== QUOTED PASSAGE

Personal information
- Full name: Dmytro Oleksandrovych Myshnyov
- Date of birth: 26 January 1994 (age 32)
- Place of birth: Krasnyi Lyman, Ukraine
- Height: 1.68 m (5 ft 6 in)
- Position: Central midfielder

Team information
- Current team: Oleksandriya
- Number: 9

Youth career
- 2007–2009: Monolit Illichivsk
- 2010–2011: Illichivets Mariupol

Senior career*
- Years: Team / Apps / (Gls)
- 2011–2022: Mariupol / 211 / (16)
- 2022–2024: Zorya Luhansk / 47 / (3)
- 2024–: Oleksandriya / 57 / (2)

International career^{‡}
- 2012: Ukraine U18 / 10 / (2)
- 2012–2013: Ukraine U19 / 13 / (0)
- 2014: Ukraine U20 / 1 / (0)
- 2014–2016: Ukraine U21 / 20 / (1)

====

§ **ACTIVITY 1**
Repeat the player profile word for word, everything from "Youth career" down to "U19 / 13 / (0)".
§ **ACTIVITY 2**
Summarize the player profile in two sentences.
§ **ACTIVITY 3**
Supply the next part of the player profile, starting after its final entry.

== DATASET

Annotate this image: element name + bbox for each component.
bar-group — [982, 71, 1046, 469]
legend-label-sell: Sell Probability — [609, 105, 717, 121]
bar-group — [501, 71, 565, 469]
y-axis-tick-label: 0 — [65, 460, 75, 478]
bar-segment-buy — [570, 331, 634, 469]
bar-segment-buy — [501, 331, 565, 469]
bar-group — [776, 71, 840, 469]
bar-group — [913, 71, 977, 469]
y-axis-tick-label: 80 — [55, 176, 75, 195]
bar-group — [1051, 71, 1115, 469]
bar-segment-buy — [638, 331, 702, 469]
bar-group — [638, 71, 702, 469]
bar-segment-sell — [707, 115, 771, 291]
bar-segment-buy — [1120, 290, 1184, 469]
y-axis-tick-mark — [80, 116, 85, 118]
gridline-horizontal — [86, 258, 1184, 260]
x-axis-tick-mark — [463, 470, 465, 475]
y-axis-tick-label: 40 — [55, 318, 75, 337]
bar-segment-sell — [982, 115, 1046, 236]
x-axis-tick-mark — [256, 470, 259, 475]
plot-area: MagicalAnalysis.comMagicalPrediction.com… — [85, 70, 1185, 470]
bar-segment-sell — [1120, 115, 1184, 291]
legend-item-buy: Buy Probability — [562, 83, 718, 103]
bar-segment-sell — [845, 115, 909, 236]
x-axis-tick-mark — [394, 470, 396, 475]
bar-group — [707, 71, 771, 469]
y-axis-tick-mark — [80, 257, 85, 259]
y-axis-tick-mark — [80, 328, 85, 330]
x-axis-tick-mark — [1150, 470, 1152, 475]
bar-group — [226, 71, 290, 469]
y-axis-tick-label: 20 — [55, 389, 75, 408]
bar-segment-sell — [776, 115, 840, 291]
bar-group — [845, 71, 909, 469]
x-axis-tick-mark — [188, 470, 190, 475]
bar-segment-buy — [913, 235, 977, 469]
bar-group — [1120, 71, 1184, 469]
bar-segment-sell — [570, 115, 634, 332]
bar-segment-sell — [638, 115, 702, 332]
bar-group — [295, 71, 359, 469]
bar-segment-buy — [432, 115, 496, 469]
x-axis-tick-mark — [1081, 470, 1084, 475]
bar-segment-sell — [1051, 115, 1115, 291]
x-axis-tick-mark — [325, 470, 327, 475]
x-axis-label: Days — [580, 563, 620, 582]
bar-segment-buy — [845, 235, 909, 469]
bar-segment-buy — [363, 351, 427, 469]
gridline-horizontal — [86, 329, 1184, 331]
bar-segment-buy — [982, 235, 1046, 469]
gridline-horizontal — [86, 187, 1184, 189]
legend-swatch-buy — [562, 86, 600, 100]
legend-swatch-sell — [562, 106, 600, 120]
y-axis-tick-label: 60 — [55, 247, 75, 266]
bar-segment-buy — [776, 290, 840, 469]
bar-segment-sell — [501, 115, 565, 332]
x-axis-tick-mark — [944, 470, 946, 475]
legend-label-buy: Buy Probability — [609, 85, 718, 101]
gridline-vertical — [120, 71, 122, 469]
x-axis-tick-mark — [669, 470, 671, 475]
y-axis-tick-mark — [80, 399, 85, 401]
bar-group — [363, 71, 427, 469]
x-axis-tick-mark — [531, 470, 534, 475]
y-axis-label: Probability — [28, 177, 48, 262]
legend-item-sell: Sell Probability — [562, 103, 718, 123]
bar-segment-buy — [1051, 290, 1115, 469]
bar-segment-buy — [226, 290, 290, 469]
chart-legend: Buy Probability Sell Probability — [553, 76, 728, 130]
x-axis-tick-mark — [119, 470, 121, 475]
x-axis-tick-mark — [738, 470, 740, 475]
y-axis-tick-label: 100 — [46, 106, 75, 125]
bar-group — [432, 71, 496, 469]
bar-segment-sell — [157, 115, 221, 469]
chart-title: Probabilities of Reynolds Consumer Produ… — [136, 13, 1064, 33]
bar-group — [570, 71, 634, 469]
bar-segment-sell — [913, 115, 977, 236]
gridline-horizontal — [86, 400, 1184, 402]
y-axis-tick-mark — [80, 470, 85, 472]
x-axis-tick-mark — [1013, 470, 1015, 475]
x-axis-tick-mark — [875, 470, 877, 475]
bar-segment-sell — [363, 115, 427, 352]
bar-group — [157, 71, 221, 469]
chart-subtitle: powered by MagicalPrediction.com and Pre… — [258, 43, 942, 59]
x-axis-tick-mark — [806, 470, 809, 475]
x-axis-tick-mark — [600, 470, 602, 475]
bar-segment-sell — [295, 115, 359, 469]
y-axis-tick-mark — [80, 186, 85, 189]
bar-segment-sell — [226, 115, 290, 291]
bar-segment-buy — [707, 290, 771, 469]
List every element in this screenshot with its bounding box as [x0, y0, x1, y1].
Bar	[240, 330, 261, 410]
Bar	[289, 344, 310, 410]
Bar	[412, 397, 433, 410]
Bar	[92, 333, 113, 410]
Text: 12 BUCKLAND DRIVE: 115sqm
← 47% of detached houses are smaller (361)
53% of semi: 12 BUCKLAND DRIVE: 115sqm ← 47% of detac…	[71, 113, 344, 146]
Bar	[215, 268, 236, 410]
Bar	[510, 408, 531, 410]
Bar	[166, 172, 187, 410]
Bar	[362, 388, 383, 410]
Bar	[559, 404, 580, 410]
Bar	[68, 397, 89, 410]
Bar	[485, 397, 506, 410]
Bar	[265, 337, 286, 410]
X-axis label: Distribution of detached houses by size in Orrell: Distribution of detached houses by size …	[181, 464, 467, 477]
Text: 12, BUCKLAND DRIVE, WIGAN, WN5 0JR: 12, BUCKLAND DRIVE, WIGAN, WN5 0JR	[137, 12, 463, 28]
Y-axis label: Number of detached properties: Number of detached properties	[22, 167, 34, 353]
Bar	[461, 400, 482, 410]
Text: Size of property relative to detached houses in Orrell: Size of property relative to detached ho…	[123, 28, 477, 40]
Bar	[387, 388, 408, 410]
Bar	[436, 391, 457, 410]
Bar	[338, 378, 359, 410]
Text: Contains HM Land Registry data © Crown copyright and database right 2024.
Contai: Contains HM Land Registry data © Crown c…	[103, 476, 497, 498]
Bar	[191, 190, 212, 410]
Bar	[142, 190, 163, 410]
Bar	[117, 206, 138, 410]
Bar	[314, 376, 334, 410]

====

§ **TASK RESULT 1**
Youth career
- 2007–2009: Monolit Illichivsk
- 2010–2011: Illichivets Mariupol

Senior career*
- Years: Team / Apps / (Gls)
- 2011–2022: Mariupol / 211 / (16)
- 2022–2024: Zorya Luhansk / 47 / (3)
- 2024–: Oleksandriya / 57 / (2)

International career^{‡}
- 2012: Ukraine U18 / 10 / (2)
- 2012–2013: Ukraine U19 / 13 / (0)

§ **TASK RESULT 2**
Dmytro Oleksandrovych Myshnyov, born 26 January 1994 in Krasnyi Lyman, Ukraine, is a central midfielder who currently plays for Oleksandriya and wears number 9. After youth spells at Monolit Illichivsk and Illichivets Mariupol, he played senior football for Mariupol, Zorya Luhansk and Oleksandriya, and he represented Ukraine at U18, U19, U20 and U21 levels.

§ **TASK RESULT 3**
= Dmytro Myshnyov =

Ukrainian footballer

Dmytro Oleksandrovych Myshnyov (Дмитро Олександрович Мишньов; born 26 January 1994) is a Ukrainian professional footballer who plays as a central midfielder for the Ukrainian Premier League club Oleksandriya.

==Career==
He is a product of Mariupol sportive school.

He made his debut for Illichivets Mariupol in the Ukrainian Premier League on 30 November 2013.

On 2022 he signed for Zorya Luhansk.

On 11 July 2024, Myshnyov joined Oleksandriya on a two-year deal.